Start
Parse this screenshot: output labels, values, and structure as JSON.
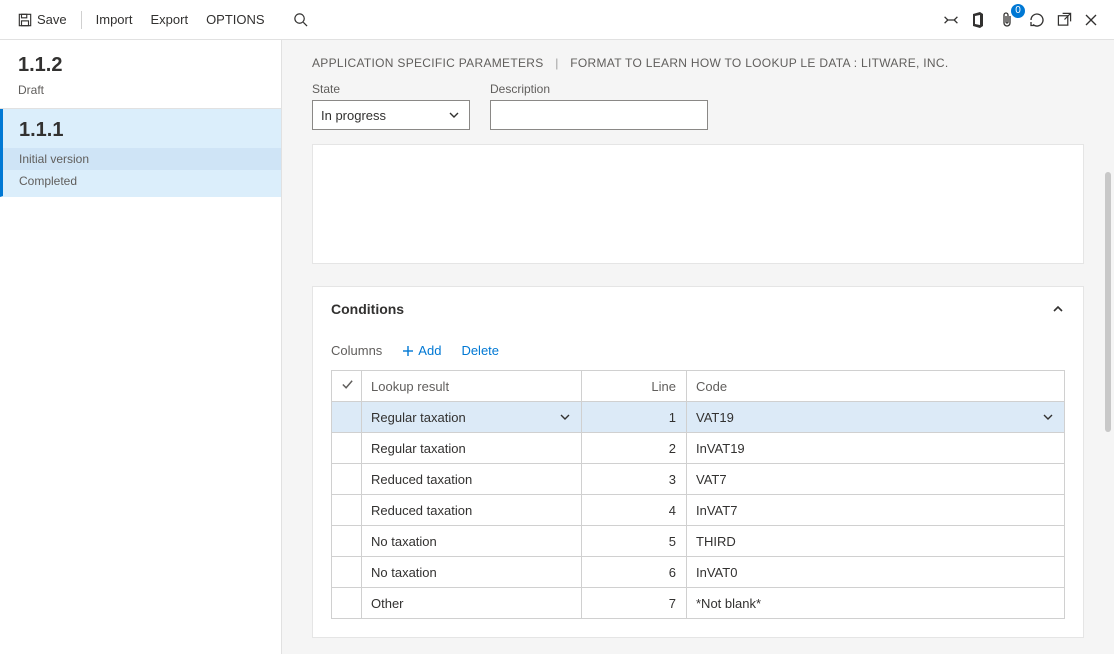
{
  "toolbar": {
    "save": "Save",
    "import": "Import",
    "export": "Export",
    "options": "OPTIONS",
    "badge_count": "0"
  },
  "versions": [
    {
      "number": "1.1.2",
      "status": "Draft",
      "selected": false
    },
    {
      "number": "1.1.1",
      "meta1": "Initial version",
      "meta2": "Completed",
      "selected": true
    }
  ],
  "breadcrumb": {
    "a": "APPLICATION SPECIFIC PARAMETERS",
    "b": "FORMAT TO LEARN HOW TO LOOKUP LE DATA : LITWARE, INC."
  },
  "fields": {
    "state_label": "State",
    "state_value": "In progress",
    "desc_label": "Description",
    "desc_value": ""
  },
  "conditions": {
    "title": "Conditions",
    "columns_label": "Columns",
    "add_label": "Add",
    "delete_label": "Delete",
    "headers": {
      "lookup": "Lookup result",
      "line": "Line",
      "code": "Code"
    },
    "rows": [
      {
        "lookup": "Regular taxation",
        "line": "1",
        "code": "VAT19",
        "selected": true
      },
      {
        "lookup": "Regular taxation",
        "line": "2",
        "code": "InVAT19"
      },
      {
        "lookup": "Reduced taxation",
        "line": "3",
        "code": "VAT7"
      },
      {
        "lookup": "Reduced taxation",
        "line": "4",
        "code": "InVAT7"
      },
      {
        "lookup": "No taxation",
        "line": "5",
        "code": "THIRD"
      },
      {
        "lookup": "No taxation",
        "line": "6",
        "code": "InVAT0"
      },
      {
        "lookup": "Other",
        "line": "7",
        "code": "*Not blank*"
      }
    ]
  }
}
End
● **Written task**:
Without the pictures, restate all the entries above exactly.

● **Solution to this problem**:
Parse this screenshot: output labels, values, and structure as JSON.
{
  "toolbar": {
    "save": "Save",
    "import": "Import",
    "export": "Export",
    "options": "OPTIONS",
    "badge_count": "0"
  },
  "versions": [
    {
      "number": "1.1.2",
      "status": "Draft",
      "selected": false
    },
    {
      "number": "1.1.1",
      "meta1": "Initial version",
      "meta2": "Completed",
      "selected": true
    }
  ],
  "breadcrumb": {
    "a": "APPLICATION SPECIFIC PARAMETERS",
    "b": "FORMAT TO LEARN HOW TO LOOKUP LE DATA : LITWARE, INC."
  },
  "fields": {
    "state_label": "State",
    "state_value": "In progress",
    "desc_label": "Description",
    "desc_value": ""
  },
  "conditions": {
    "title": "Conditions",
    "columns_label": "Columns",
    "add_label": "Add",
    "delete_label": "Delete",
    "headers": {
      "lookup": "Lookup result",
      "line": "Line",
      "code": "Code"
    },
    "rows": [
      {
        "lookup": "Regular taxation",
        "line": "1",
        "code": "VAT19",
        "selected": true
      },
      {
        "lookup": "Regular taxation",
        "line": "2",
        "code": "InVAT19"
      },
      {
        "lookup": "Reduced taxation",
        "line": "3",
        "code": "VAT7"
      },
      {
        "lookup": "Reduced taxation",
        "line": "4",
        "code": "InVAT7"
      },
      {
        "lookup": "No taxation",
        "line": "5",
        "code": "THIRD"
      },
      {
        "lookup": "No taxation",
        "line": "6",
        "code": "InVAT0"
      },
      {
        "lookup": "Other",
        "line": "7",
        "code": "*Not blank*"
      }
    ]
  }
}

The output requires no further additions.